### The task
Reproduce every line of the listing below word for word, changing nothing.

Dataset entries
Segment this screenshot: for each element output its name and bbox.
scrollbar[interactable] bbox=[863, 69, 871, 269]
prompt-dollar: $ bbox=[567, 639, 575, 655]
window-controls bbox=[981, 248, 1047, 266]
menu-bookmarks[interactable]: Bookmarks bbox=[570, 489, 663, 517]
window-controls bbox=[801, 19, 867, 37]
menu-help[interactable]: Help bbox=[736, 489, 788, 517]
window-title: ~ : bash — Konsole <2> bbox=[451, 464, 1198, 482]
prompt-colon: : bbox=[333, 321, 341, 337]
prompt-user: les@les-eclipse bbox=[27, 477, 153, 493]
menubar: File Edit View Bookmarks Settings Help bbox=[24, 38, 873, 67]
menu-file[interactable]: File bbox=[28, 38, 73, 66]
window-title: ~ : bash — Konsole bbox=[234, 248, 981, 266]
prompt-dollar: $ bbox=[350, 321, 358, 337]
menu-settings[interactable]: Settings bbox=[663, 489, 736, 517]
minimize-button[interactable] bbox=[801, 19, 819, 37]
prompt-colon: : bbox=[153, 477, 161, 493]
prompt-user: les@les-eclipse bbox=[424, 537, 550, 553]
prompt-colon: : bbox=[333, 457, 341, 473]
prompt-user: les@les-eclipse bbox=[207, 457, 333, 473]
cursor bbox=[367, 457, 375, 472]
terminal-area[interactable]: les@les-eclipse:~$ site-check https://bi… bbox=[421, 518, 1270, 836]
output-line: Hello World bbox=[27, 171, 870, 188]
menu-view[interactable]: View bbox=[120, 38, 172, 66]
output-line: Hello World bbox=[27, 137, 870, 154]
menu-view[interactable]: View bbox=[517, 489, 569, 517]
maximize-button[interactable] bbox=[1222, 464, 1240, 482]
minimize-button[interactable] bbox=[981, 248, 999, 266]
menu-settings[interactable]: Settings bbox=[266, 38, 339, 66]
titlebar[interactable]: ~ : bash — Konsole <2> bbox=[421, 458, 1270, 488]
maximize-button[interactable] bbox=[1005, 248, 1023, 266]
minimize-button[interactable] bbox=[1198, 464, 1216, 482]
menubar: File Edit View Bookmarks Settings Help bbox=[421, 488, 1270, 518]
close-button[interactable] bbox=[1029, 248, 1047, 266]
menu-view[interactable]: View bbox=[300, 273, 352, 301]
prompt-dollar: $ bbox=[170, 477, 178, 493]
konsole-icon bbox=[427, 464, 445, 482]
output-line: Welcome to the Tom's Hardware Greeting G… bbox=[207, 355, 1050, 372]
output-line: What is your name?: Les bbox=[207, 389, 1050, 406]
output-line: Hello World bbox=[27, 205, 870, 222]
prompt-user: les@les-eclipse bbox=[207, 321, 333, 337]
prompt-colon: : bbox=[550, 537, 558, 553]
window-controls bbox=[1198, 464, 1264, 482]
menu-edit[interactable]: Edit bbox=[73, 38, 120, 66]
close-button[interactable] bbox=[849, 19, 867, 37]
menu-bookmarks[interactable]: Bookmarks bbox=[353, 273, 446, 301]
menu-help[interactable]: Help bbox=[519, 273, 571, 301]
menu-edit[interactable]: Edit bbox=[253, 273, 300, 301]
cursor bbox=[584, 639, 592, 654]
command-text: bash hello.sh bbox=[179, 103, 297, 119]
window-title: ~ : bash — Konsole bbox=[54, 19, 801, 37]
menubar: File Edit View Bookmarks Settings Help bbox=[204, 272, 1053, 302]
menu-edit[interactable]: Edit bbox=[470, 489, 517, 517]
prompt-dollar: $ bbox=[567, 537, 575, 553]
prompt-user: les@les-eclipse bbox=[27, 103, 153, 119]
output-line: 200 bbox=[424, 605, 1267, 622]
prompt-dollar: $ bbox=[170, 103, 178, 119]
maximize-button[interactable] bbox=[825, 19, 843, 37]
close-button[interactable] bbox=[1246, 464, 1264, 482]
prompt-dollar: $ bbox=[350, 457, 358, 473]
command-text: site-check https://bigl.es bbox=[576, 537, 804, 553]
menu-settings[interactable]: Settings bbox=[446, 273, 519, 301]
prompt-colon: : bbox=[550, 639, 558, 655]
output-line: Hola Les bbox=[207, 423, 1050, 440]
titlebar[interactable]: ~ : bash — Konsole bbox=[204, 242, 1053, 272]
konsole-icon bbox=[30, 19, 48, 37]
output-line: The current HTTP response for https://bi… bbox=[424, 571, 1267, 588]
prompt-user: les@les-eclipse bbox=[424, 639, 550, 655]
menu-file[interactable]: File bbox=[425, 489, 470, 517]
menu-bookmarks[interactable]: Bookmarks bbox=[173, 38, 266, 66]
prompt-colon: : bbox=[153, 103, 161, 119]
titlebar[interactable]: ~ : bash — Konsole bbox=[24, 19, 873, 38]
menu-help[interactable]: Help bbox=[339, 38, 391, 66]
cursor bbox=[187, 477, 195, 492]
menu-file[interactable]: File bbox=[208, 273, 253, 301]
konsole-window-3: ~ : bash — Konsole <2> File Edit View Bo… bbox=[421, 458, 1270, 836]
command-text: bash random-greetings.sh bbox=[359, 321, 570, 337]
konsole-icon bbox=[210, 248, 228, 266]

### Answer for this exercise
Segment this screenshot: for each element output its name and bbox.
scrollbar[interactable] bbox=[863, 69, 871, 269]
prompt-dollar: $ bbox=[567, 639, 575, 655]
window-controls bbox=[981, 248, 1047, 266]
menu-bookmarks[interactable]: Bookmarks bbox=[570, 489, 663, 517]
window-controls bbox=[801, 19, 867, 37]
menu-help[interactable]: Help bbox=[736, 489, 788, 517]
window-title: ~ : bash — Konsole <2> bbox=[451, 464, 1198, 482]
prompt-colon: : bbox=[333, 321, 341, 337]
prompt-user: les@les-eclipse bbox=[27, 477, 153, 493]
menubar: File Edit View Bookmarks Settings Help bbox=[24, 38, 873, 67]
menu-file[interactable]: File bbox=[28, 38, 73, 66]
window-title: ~ : bash — Konsole bbox=[234, 248, 981, 266]
prompt-dollar: $ bbox=[350, 321, 358, 337]
menu-settings[interactable]: Settings bbox=[663, 489, 736, 517]
minimize-button[interactable] bbox=[801, 19, 819, 37]
prompt-colon: : bbox=[153, 477, 161, 493]
prompt-user: les@les-eclipse bbox=[424, 537, 550, 553]
prompt-colon: : bbox=[333, 457, 341, 473]
prompt-user: les@les-eclipse bbox=[207, 457, 333, 473]
cursor bbox=[367, 457, 375, 472]
terminal-area[interactable]: les@les-eclipse:~$ site-check https://bi… bbox=[421, 518, 1270, 836]
output-line: Hello World bbox=[27, 171, 870, 188]
menu-view[interactable]: View bbox=[120, 38, 172, 66]
output-line: Hello World bbox=[27, 137, 870, 154]
menu-view[interactable]: View bbox=[517, 489, 569, 517]
maximize-button[interactable] bbox=[1222, 464, 1240, 482]
minimize-button[interactable] bbox=[981, 248, 999, 266]
menu-settings[interactable]: Settings bbox=[266, 38, 339, 66]
titlebar[interactable]: ~ : bash — Konsole <2> bbox=[421, 458, 1270, 488]
maximize-button[interactable] bbox=[1005, 248, 1023, 266]
minimize-button[interactable] bbox=[1198, 464, 1216, 482]
menubar: File Edit View Bookmarks Settings Help bbox=[421, 488, 1270, 518]
close-button[interactable] bbox=[1029, 248, 1047, 266]
menu-view[interactable]: View bbox=[300, 273, 352, 301]
prompt-dollar: $ bbox=[170, 477, 178, 493]
konsole-icon bbox=[427, 464, 445, 482]
output-line: Welcome to the Tom's Hardware Greeting G… bbox=[207, 355, 1050, 372]
output-line: What is your name?: Les bbox=[207, 389, 1050, 406]
output-line: Hello World bbox=[27, 205, 870, 222]
prompt-user: les@les-eclipse bbox=[207, 321, 333, 337]
prompt-colon: : bbox=[550, 537, 558, 553]
window-controls bbox=[1198, 464, 1264, 482]
menu-edit[interactable]: Edit bbox=[73, 38, 120, 66]
close-button[interactable] bbox=[849, 19, 867, 37]
menu-bookmarks[interactable]: Bookmarks bbox=[353, 273, 446, 301]
menu-help[interactable]: Help bbox=[519, 273, 571, 301]
menu-edit[interactable]: Edit bbox=[253, 273, 300, 301]
cursor bbox=[584, 639, 592, 654]
command-text: bash hello.sh bbox=[179, 103, 297, 119]
window-title: ~ : bash — Konsole bbox=[54, 19, 801, 37]
menubar: File Edit View Bookmarks Settings Help bbox=[204, 272, 1053, 302]
menu-edit[interactable]: Edit bbox=[470, 489, 517, 517]
prompt-dollar: $ bbox=[567, 537, 575, 553]
prompt-user: les@les-eclipse bbox=[27, 103, 153, 119]
output-line: 200 bbox=[424, 605, 1267, 622]
prompt-dollar: $ bbox=[170, 103, 178, 119]
maximize-button[interactable] bbox=[825, 19, 843, 37]
close-button[interactable] bbox=[1246, 464, 1264, 482]
prompt-dollar: $ bbox=[350, 457, 358, 473]
command-text: site-check https://bigl.es bbox=[576, 537, 804, 553]
menu-settings[interactable]: Settings bbox=[446, 273, 519, 301]
prompt-colon: : bbox=[550, 639, 558, 655]
output-line: Hola Les bbox=[207, 423, 1050, 440]
titlebar[interactable]: ~ : bash — Konsole bbox=[204, 242, 1053, 272]
konsole-icon bbox=[30, 19, 48, 37]
output-line: The current HTTP response for https://bi… bbox=[424, 571, 1267, 588]
prompt-user: les@les-eclipse bbox=[424, 639, 550, 655]
menu-file[interactable]: File bbox=[425, 489, 470, 517]
menu-bookmarks[interactable]: Bookmarks bbox=[173, 38, 266, 66]
prompt-colon: : bbox=[153, 103, 161, 119]
titlebar[interactable]: ~ : bash — Konsole bbox=[24, 19, 873, 38]
menu-help[interactable]: Help bbox=[339, 38, 391, 66]
cursor bbox=[187, 477, 195, 492]
menu-file[interactable]: File bbox=[208, 273, 253, 301]
konsole-window-3: ~ : bash — Konsole <2> File Edit View Bo… bbox=[421, 458, 1270, 836]
command-text: bash random-greetings.sh bbox=[359, 321, 570, 337]
konsole-icon bbox=[210, 248, 228, 266]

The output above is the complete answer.